TASK DESCRIPTION: Here are some records; copy every line that holds the word "dias".

RECORD EXTRACTS:
----
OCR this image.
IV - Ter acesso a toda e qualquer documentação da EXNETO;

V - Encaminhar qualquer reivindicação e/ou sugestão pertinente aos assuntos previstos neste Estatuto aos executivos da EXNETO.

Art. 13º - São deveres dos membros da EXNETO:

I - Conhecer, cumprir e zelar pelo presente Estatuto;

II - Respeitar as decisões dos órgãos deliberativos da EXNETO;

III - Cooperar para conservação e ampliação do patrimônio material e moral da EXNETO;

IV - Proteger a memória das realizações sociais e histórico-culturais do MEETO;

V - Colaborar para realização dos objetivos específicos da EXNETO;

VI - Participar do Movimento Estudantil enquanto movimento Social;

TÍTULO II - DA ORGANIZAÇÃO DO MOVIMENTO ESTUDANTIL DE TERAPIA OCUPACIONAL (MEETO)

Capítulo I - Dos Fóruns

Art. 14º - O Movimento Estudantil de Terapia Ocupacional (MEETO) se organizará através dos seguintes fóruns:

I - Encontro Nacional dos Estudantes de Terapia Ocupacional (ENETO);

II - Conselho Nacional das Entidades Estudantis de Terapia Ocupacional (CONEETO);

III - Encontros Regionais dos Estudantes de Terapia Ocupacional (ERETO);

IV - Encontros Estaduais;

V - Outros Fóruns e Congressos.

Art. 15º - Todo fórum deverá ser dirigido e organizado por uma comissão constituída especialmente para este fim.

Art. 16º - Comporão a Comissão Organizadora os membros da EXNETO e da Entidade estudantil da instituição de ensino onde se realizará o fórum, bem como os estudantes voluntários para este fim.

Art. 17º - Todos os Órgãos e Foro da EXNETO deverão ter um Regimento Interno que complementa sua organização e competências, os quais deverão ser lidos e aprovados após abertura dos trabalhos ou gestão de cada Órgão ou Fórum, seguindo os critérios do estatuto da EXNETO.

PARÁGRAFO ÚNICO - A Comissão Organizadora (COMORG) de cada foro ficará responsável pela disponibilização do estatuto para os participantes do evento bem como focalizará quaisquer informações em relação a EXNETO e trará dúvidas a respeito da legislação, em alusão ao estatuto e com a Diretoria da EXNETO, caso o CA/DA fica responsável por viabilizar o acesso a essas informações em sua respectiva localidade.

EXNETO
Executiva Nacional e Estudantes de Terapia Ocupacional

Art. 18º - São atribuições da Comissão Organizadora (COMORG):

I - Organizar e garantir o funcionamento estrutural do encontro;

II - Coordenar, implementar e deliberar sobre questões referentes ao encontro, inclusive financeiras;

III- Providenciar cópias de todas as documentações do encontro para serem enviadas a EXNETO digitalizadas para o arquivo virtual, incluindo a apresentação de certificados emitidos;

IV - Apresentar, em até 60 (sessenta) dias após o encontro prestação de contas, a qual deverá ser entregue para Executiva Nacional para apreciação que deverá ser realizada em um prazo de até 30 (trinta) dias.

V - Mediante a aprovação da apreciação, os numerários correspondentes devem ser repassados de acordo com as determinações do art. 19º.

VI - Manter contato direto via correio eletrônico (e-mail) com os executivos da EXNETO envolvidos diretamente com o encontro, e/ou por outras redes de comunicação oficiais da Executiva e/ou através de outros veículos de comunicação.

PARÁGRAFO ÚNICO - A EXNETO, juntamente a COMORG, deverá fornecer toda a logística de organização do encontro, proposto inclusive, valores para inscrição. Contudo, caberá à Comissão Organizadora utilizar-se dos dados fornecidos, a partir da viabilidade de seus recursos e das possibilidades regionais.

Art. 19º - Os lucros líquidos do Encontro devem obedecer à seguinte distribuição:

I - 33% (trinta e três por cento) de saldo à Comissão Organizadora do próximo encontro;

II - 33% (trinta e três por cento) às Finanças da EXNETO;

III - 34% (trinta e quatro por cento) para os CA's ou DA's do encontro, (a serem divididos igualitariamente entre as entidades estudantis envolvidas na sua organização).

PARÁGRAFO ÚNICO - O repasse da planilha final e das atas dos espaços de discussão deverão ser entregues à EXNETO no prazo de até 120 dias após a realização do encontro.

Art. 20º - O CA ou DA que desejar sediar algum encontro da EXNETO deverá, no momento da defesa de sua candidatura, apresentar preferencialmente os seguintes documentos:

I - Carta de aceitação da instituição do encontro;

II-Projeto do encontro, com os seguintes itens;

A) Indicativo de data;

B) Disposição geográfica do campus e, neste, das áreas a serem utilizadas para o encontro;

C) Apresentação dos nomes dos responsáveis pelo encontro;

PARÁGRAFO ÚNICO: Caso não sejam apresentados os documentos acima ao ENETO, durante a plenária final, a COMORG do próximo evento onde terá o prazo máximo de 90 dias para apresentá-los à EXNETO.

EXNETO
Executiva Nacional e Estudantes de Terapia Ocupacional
----
EXERCISE RESULT:
IV - Apresentar, em até 60 (sessenta) dias após o encontro prestação de contas, a qual deverá ser entregue para Executiva Nacional para apreciação que deverá ser realizada em um prazo de até 30 (trinta) dias.
PARÁGRAFO ÚNICO - O repasse da planilha final e das atas dos espaços de discussão deverão ser entregues à EXNETO no prazo de até 120 dias após a realização do encontro.
PARÁGRAFO ÚNICO: Caso não sejam apresentados os documentos acima ao ENETO, durante a plenária final, a COMORG do próximo evento onde terá o prazo máximo de 90 dias para apresentá-los à EXNETO.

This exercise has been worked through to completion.